> AIM: Your task is to transcribe all of the records exactly and leave out the pictures.

Extracted records:
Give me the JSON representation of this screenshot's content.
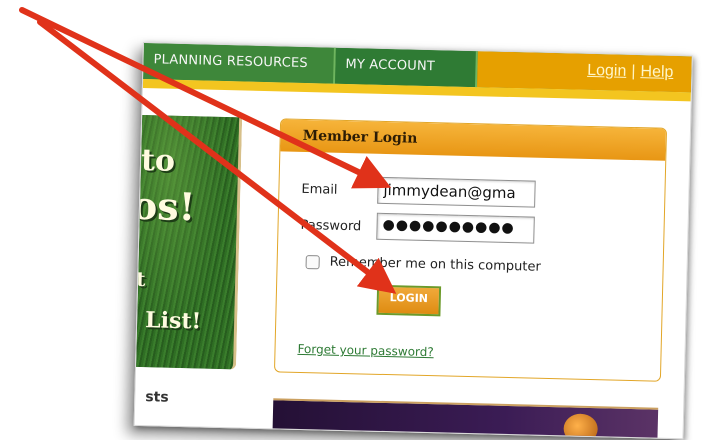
{
  "nav": {
    "tab1": "PLANNING RESOURCES",
    "tab2": "MY ACCOUNT",
    "login_link": "Login",
    "separator": "|",
    "help_link": "Help"
  },
  "promo": {
    "line1": "to",
    "line2": "os!",
    "line3": "t",
    "line4": "List!"
  },
  "left_partial_text": "sts",
  "login": {
    "title": "Member Login",
    "email_label": "Email",
    "email_value": "jimmydean@gma",
    "password_label": "Password",
    "password_value": "●●●●●●●●●●",
    "remember_label": "Remember me on this computer",
    "button_label": "LOGIN",
    "forgot_link": "Forget your password?"
  },
  "colors": {
    "nav_green": "#3f8a3a",
    "accent_orange": "#e6a000",
    "arrow_red": "#e0321a"
  }
}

> THE ANSWER:
Give me the JSON representation of this screenshot's content.
{
  "nav": {
    "tab1": "PLANNING RESOURCES",
    "tab2": "MY ACCOUNT",
    "login_link": "Login",
    "separator": "|",
    "help_link": "Help"
  },
  "promo": {
    "line1": "to",
    "line2": "os!",
    "line3": "t",
    "line4": "List!"
  },
  "left_partial_text": "sts",
  "login": {
    "title": "Member Login",
    "email_label": "Email",
    "email_value": "jimmydean@gma",
    "password_label": "Password",
    "password_value": "●●●●●●●●●●",
    "remember_label": "Remember me on this computer",
    "button_label": "LOGIN",
    "forgot_link": "Forget your password?"
  },
  "colors": {
    "nav_green": "#3f8a3a",
    "accent_orange": "#e6a000",
    "arrow_red": "#e0321a"
  }
}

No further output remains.